[Saved data entries]

--*--

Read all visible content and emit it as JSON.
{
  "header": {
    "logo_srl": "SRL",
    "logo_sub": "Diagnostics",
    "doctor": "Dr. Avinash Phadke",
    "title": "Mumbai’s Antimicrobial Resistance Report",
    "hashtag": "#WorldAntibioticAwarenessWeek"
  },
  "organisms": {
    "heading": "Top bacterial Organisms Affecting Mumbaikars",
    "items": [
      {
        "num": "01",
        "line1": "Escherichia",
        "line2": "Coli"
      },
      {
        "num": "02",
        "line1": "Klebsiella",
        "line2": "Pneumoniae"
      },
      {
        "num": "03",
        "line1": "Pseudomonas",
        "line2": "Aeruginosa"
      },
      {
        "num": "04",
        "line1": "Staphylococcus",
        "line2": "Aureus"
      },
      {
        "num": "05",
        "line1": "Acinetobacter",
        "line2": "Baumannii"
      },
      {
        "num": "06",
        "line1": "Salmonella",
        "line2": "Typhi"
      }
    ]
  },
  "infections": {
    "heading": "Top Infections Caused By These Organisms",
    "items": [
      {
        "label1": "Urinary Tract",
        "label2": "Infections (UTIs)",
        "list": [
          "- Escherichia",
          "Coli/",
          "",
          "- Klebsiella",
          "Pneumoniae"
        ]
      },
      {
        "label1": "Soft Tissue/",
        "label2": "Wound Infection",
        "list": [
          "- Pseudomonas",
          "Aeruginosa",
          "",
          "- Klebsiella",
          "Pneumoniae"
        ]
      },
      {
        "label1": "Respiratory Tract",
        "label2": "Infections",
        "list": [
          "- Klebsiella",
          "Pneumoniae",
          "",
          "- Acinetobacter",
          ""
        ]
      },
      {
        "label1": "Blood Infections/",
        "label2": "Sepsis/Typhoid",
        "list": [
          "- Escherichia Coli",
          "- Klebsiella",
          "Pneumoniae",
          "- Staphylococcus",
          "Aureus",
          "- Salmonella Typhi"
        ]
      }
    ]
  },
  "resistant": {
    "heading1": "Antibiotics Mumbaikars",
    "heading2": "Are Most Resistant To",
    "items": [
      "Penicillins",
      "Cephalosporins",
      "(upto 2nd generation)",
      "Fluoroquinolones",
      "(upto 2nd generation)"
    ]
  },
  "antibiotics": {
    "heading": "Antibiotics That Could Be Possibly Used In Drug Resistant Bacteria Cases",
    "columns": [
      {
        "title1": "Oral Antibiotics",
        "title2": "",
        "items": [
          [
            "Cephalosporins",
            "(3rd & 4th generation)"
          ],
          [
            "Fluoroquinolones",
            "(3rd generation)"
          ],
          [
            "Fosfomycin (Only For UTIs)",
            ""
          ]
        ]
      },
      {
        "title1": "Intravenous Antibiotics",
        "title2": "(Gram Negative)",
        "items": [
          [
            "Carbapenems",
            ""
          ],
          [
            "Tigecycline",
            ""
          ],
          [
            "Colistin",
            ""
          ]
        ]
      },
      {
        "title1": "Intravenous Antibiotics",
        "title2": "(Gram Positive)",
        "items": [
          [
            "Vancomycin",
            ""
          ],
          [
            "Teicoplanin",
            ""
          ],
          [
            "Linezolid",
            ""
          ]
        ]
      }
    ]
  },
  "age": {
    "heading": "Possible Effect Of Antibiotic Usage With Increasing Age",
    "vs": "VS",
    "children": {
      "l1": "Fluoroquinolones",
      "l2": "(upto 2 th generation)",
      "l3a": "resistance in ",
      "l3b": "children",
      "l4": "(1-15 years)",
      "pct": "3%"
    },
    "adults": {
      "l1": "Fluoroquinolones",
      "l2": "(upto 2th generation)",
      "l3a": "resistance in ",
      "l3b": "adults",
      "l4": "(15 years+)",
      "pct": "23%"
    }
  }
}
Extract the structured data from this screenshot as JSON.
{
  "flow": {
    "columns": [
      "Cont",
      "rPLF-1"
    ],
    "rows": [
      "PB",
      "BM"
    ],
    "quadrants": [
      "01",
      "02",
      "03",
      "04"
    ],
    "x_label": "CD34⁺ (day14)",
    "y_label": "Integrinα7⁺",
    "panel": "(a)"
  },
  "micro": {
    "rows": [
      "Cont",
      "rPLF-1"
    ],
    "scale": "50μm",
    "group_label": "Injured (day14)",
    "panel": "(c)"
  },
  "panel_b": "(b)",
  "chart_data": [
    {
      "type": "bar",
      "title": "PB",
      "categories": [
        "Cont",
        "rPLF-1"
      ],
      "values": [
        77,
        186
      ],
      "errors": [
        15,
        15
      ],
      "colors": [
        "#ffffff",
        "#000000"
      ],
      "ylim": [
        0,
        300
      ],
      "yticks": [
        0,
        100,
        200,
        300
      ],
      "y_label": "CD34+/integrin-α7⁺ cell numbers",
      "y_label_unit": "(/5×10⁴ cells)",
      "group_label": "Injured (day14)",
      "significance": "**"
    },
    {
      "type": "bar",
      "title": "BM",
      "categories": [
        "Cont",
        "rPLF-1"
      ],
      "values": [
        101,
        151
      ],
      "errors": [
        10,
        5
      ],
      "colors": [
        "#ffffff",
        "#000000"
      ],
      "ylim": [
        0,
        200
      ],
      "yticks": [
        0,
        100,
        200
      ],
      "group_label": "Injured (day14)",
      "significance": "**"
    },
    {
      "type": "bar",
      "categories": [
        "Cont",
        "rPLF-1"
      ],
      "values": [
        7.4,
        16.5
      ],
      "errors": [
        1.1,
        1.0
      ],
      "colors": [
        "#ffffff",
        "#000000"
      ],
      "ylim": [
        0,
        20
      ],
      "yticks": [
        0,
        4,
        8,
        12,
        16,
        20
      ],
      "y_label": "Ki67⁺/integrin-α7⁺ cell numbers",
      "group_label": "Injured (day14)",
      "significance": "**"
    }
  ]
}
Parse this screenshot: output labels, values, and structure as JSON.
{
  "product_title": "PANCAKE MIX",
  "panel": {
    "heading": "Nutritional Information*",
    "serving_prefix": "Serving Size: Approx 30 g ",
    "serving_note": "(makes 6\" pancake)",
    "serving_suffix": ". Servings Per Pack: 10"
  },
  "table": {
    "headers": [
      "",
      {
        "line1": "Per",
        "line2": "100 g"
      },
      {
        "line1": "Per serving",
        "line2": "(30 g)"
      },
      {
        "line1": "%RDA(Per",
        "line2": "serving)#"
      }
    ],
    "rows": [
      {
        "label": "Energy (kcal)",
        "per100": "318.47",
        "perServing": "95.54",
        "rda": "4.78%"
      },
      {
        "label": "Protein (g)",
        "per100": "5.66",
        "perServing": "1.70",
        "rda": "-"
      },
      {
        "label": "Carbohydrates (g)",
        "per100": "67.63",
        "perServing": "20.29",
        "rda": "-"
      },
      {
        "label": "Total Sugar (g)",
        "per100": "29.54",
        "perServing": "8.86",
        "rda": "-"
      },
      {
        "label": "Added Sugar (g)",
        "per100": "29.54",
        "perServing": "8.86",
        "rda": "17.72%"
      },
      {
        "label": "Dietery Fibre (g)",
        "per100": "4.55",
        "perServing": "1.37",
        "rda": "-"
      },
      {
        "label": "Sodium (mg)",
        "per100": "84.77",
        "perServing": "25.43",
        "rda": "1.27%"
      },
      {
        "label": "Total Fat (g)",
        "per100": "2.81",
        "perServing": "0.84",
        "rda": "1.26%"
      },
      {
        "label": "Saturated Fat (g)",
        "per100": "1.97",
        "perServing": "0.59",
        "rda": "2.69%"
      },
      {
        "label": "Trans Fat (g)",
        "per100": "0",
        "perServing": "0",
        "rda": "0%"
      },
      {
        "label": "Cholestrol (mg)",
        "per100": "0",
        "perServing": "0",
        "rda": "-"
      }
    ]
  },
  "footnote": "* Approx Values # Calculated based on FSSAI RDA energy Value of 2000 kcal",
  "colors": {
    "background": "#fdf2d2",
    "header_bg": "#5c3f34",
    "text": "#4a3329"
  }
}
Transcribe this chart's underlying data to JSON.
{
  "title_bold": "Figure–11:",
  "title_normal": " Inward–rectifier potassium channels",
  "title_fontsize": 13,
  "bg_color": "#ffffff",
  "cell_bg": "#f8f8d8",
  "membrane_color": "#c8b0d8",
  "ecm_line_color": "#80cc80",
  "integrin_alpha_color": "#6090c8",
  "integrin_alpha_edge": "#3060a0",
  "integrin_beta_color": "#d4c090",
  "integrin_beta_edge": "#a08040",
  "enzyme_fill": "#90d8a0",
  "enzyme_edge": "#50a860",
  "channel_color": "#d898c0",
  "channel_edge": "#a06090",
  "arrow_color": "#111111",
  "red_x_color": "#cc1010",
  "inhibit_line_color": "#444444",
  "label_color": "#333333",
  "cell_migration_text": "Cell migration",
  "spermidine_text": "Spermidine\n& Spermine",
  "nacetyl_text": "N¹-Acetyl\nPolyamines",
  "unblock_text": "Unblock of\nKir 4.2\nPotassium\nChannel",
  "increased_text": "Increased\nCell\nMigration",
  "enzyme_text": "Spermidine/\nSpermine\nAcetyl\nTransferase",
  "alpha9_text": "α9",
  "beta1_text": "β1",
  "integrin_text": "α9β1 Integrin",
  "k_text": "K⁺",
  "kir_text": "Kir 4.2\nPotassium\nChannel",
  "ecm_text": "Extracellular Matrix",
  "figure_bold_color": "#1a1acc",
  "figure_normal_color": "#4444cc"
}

--*--

* Task requirements
With "screenshot" as the string to look for, count the matching lines in the entries above and report only the number.

* Solution for this problem
2